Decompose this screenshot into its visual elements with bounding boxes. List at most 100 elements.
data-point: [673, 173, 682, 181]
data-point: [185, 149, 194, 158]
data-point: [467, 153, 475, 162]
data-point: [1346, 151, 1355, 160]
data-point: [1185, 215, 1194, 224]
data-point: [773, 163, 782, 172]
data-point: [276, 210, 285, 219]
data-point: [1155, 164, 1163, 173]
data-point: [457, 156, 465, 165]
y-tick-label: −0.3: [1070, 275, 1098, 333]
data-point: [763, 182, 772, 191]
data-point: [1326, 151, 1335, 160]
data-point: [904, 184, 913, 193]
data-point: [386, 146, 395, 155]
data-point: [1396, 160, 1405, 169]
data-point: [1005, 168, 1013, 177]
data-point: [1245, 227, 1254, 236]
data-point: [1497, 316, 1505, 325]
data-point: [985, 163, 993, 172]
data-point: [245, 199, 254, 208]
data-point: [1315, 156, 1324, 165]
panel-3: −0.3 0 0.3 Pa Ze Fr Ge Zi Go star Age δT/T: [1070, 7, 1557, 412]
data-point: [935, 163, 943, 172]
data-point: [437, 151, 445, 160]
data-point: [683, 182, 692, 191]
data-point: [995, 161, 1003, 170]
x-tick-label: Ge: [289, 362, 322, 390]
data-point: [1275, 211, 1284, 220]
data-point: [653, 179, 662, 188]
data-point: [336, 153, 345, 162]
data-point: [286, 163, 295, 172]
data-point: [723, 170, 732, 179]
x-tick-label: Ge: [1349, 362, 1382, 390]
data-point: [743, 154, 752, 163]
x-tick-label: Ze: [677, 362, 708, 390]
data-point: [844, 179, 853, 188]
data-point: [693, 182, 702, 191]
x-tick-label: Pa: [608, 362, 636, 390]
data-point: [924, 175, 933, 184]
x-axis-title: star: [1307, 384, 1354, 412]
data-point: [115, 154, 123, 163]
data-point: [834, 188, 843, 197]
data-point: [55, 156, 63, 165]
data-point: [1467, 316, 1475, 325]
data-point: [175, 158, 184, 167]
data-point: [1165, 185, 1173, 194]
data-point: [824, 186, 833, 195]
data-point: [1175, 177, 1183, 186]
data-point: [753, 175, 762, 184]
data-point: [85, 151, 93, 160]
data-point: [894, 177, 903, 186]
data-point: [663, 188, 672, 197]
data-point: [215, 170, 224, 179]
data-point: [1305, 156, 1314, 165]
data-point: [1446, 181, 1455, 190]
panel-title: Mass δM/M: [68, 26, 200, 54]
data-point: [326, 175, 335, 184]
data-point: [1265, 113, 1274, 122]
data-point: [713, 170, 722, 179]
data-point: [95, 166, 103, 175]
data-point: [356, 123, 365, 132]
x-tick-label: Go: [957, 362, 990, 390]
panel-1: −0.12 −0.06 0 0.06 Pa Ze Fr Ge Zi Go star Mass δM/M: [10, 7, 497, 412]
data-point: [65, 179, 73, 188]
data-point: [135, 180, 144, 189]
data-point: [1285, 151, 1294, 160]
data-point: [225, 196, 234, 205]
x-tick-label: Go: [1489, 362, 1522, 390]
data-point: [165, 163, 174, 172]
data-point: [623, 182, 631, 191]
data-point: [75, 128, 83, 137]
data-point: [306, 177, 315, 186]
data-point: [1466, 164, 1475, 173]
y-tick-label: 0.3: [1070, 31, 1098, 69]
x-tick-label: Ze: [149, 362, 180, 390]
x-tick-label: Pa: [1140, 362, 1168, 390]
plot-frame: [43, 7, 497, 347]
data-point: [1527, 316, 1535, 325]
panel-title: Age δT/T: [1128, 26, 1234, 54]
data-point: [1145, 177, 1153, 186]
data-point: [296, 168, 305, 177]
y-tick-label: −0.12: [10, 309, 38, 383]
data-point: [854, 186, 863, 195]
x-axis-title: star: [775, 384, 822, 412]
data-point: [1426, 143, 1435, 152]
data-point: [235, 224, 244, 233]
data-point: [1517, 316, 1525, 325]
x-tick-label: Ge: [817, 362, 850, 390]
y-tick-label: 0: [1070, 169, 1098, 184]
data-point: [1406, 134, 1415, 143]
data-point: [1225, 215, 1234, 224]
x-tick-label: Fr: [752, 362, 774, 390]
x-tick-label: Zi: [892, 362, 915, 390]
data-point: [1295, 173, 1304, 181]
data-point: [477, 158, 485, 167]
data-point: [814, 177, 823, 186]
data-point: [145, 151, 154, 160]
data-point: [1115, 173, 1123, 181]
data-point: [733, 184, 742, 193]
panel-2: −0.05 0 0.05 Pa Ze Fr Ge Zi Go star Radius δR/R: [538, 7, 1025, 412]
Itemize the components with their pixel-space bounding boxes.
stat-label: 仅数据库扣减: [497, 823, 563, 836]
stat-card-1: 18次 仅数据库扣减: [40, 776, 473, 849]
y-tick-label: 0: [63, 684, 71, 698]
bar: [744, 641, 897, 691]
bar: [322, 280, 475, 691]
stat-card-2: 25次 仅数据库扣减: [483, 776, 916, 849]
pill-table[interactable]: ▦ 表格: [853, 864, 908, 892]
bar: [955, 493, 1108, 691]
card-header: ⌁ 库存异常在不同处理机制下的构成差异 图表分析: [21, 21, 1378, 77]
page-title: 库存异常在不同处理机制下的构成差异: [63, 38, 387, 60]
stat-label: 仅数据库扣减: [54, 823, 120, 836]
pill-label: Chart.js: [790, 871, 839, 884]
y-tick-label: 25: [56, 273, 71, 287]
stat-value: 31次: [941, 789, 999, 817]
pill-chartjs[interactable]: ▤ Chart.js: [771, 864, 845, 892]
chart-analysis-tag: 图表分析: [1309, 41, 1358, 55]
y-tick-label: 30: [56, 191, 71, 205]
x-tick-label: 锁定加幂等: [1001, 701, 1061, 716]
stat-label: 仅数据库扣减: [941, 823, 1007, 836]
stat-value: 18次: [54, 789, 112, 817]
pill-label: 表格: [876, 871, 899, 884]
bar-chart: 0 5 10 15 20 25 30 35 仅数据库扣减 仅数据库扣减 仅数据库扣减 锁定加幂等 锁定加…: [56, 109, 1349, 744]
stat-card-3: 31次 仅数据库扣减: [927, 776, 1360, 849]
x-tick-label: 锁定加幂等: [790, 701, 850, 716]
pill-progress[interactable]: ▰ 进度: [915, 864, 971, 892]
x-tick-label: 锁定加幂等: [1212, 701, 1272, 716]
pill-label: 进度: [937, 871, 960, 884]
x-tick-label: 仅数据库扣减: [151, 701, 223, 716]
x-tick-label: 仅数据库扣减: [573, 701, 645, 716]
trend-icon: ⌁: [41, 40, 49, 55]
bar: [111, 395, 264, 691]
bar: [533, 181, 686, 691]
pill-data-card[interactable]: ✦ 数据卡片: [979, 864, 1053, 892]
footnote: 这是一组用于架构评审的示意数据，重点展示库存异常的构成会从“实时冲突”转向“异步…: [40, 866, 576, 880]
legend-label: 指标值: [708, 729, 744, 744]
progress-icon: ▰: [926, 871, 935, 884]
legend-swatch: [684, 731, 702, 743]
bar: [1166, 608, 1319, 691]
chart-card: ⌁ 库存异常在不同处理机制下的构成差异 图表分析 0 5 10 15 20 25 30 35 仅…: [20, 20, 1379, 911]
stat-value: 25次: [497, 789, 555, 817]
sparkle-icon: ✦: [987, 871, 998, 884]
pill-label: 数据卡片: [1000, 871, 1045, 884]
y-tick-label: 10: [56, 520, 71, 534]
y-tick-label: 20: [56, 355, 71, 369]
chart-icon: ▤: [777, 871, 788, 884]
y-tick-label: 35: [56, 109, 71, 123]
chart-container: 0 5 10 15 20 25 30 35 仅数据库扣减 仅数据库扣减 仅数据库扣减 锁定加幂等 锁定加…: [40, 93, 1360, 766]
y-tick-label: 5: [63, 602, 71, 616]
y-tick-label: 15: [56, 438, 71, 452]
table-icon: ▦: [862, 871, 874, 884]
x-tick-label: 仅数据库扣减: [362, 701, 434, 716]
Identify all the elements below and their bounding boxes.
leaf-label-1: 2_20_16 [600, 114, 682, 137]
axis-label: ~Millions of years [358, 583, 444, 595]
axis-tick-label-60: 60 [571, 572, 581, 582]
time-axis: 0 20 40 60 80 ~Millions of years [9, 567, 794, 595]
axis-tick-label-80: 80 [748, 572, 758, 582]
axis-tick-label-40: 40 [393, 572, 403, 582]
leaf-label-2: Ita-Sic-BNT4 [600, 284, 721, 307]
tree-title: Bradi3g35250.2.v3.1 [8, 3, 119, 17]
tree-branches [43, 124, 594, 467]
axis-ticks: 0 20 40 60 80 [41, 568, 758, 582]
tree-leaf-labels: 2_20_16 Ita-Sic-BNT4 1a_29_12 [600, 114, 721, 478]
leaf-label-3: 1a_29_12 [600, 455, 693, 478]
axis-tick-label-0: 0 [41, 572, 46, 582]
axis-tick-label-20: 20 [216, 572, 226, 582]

STATED TASK: Format the records as a JSON list of strings, one string per line, from the first line of the records through the line containing "data-point: [773, 163, 782, 172]", both included. Leave out blank lines.

RESPONSE TO THE EXERCISE:
[
  "Decompose this screenshot into its visual elements with bounding boxes. List at most 100 elements.",
  "data-point: [673, 173, 682, 181]",
  "data-point: [185, 149, 194, 158]",
  "data-point: [467, 153, 475, 162]",
  "data-point: [1346, 151, 1355, 160]",
  "data-point: [1185, 215, 1194, 224]",
  "data-point: [773, 163, 782, 172]"
]